:: Aim of the task ::
Give all of the lines again, with nothing added or dropped.

:: Provided material ::
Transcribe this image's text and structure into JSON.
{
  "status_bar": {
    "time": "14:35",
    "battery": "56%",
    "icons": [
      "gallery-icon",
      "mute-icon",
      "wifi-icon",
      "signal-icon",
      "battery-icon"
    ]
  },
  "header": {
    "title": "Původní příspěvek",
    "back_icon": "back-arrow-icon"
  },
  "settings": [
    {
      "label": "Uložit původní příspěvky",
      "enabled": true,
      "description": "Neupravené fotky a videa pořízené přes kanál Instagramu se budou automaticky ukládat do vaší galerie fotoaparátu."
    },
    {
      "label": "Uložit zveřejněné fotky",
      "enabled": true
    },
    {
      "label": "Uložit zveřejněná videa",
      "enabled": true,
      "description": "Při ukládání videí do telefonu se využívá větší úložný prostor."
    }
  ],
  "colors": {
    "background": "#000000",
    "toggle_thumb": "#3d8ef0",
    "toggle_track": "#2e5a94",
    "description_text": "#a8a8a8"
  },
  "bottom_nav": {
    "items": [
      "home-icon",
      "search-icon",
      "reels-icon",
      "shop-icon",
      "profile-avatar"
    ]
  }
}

:: The answer ::
Transcribe this image's text and structure into JSON.
{
  "status_bar": {
    "time": "14:35",
    "battery": "56%",
    "icons": [
      "gallery-icon",
      "mute-icon",
      "wifi-icon",
      "signal-icon",
      "battery-icon"
    ]
  },
  "header": {
    "title": "Původní příspěvek",
    "back_icon": "back-arrow-icon"
  },
  "settings": [
    {
      "label": "Uložit původní příspěvky",
      "enabled": true,
      "description": "Neupravené fotky a videa pořízené přes kanál Instagramu se budou automaticky ukládat do vaší galerie fotoaparátu."
    },
    {
      "label": "Uložit zveřejněné fotky",
      "enabled": true
    },
    {
      "label": "Uložit zveřejněná videa",
      "enabled": true,
      "description": "Při ukládání videí do telefonu se využívá větší úložný prostor."
    }
  ],
  "colors": {
    "background": "#000000",
    "toggle_thumb": "#3d8ef0",
    "toggle_track": "#2e5a94",
    "description_text": "#a8a8a8"
  },
  "bottom_nav": {
    "items": [
      "home-icon",
      "search-icon",
      "reels-icon",
      "shop-icon",
      "profile-avatar"
    ]
  }
}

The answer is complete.